━━ PROVIDED DATA
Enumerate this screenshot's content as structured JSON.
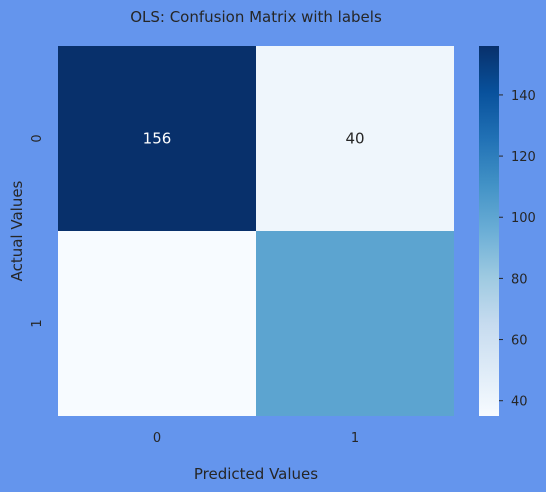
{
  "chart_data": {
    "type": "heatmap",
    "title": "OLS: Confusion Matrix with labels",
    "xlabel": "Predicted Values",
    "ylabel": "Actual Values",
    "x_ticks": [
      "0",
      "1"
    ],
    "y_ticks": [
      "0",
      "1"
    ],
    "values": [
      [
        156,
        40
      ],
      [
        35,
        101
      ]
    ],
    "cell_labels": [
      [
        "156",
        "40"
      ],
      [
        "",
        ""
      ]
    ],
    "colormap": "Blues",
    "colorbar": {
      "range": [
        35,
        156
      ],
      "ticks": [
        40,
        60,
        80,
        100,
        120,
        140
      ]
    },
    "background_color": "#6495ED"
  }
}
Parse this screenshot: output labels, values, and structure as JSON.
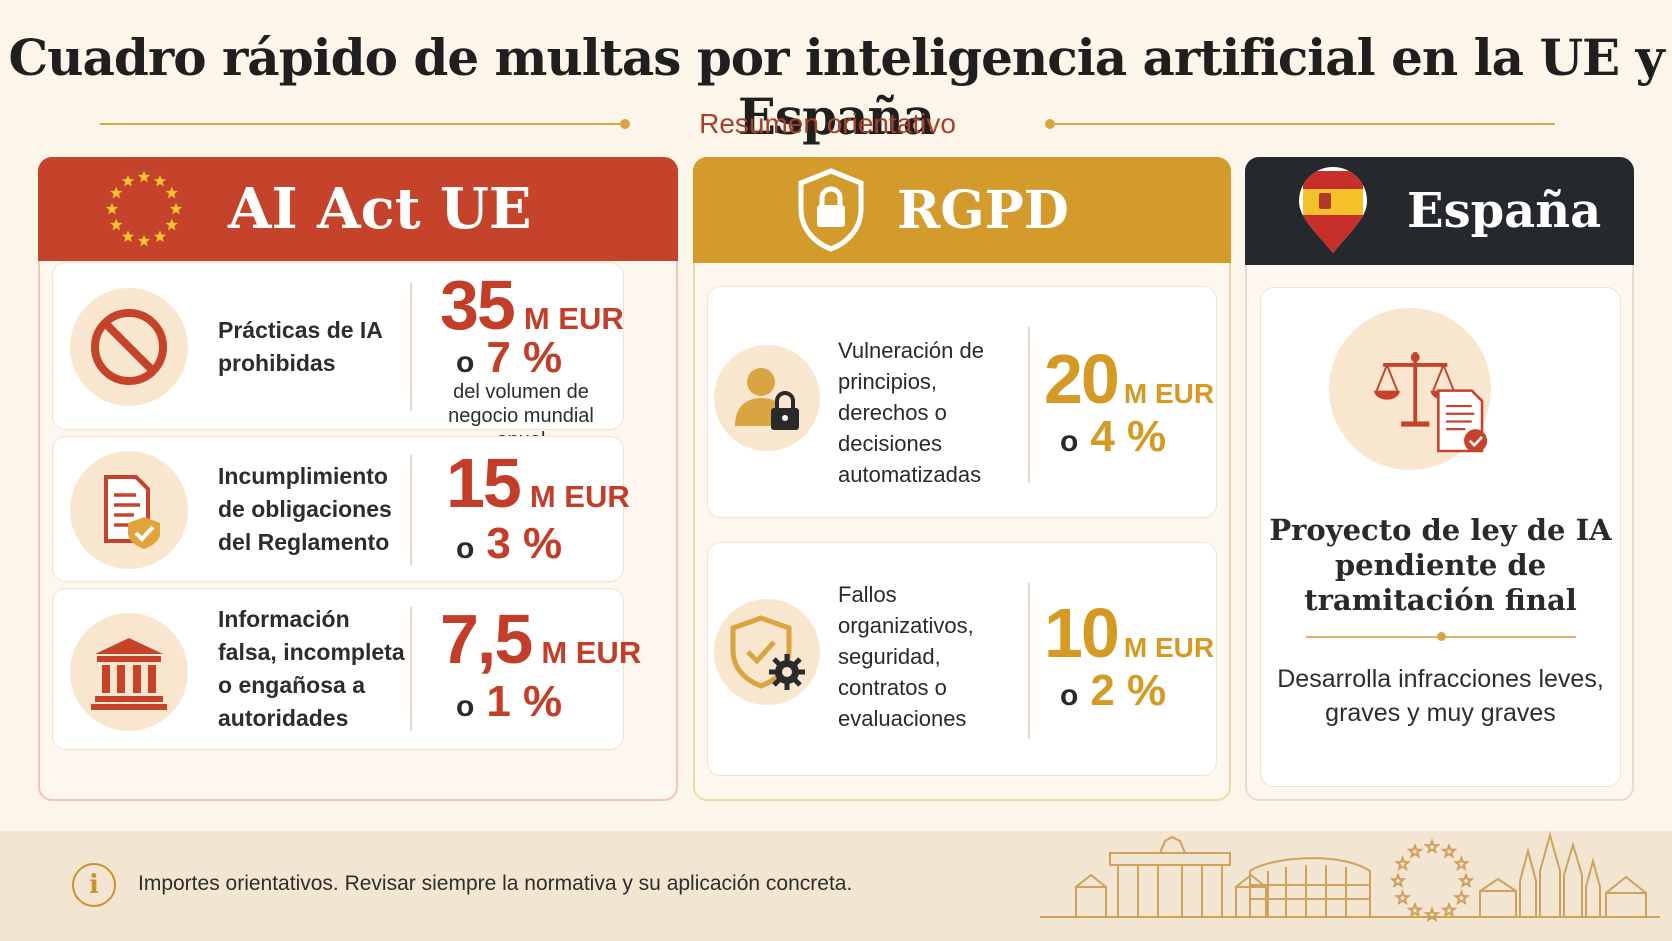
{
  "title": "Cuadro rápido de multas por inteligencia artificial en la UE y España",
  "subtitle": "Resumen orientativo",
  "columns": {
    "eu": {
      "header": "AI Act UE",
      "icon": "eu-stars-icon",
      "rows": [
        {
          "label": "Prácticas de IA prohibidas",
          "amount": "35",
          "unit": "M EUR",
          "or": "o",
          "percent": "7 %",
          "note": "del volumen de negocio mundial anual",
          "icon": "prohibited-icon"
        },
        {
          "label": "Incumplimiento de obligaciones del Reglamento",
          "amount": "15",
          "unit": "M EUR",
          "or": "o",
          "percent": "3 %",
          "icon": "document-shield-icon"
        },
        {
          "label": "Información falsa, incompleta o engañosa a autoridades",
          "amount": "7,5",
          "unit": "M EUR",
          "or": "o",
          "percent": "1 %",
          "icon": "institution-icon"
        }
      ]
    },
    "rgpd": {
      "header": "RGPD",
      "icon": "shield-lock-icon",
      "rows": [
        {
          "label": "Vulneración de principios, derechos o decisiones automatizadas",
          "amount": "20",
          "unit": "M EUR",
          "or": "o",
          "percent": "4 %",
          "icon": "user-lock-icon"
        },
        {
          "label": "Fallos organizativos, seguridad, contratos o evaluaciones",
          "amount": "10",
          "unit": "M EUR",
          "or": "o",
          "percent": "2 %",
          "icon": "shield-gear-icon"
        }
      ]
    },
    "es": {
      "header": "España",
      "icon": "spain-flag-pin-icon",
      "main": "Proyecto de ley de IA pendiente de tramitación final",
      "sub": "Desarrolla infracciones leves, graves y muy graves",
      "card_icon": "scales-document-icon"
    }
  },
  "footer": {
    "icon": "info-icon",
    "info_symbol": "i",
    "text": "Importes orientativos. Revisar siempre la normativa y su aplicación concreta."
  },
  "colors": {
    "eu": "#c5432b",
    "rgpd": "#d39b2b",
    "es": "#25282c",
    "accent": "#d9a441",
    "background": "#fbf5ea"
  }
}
━━━━
━━ PROVIDED DATA
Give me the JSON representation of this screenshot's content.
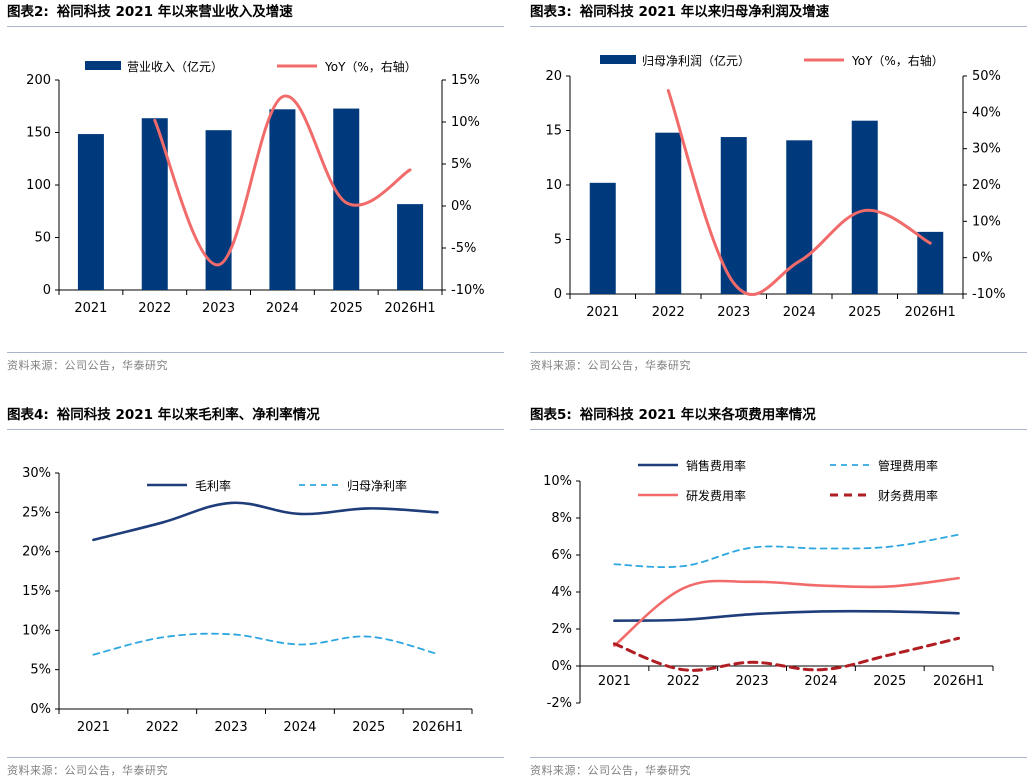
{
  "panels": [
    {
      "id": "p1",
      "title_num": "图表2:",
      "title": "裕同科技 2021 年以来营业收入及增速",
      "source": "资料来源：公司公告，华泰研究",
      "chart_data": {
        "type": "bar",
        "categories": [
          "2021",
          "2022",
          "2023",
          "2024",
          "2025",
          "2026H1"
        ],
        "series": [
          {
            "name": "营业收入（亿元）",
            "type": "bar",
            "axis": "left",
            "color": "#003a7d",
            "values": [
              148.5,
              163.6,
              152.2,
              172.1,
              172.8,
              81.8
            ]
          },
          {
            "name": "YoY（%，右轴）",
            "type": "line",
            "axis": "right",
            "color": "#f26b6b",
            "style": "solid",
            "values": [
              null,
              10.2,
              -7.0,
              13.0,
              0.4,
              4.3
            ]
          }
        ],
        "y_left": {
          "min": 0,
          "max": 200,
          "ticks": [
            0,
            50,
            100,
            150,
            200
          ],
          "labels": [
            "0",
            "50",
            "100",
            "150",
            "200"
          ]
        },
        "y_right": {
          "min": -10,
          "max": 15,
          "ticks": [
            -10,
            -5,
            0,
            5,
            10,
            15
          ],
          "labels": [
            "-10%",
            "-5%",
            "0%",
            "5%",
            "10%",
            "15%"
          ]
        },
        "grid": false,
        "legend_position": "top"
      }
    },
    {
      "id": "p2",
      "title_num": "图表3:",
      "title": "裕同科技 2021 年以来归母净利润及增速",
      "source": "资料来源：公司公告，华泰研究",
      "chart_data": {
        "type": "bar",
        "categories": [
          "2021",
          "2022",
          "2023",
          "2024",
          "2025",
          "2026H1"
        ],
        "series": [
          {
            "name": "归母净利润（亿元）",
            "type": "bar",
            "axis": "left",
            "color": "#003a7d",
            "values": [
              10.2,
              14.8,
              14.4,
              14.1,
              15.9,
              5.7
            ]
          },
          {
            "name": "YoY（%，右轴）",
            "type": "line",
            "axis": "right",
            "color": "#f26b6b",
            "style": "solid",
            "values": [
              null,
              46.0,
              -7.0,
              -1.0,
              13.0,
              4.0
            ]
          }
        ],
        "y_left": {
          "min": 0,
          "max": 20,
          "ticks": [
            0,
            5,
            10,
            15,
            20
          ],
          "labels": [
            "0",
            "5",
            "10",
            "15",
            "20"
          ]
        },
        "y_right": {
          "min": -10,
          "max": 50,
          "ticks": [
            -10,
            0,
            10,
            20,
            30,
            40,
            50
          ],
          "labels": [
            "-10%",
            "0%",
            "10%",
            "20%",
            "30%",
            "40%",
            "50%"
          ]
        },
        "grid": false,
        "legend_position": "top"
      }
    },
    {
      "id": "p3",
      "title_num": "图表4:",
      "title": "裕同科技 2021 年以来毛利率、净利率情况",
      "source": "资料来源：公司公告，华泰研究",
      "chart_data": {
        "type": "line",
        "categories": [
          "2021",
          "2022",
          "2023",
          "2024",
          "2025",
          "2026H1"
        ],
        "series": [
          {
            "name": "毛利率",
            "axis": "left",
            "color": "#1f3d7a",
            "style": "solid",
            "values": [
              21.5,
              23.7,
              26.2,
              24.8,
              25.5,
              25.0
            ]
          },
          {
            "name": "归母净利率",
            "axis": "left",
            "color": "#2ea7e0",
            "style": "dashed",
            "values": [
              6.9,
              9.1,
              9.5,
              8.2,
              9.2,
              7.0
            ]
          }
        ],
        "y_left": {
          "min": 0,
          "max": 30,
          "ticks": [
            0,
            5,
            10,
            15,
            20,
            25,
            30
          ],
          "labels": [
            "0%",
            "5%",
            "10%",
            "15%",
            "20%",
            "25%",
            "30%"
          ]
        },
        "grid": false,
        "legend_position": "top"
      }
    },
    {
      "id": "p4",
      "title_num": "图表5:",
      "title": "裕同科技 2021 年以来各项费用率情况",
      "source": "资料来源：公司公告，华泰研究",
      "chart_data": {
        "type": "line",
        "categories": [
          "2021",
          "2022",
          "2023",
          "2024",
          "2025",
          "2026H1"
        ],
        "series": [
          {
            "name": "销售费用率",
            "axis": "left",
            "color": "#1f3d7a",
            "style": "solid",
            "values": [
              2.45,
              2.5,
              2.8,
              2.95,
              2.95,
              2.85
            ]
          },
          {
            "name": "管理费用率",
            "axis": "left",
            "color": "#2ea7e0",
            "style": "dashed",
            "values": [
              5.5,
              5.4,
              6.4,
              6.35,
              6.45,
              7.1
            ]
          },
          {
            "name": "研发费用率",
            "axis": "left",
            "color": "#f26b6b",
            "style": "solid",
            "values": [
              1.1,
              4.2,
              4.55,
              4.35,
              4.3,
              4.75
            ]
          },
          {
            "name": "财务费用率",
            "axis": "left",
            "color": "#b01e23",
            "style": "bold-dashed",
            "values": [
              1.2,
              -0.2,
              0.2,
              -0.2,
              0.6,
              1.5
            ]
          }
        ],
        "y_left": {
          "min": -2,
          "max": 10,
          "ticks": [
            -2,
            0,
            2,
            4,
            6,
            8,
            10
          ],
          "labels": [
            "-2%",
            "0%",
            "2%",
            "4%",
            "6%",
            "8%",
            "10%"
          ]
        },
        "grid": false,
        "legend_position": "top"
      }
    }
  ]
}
━━━━
WHAT YOU ARE ASKED TO DO:
Among the lines of the material above, how many include the string "裕同科技"? Report only that number.

TASK RESULT:
4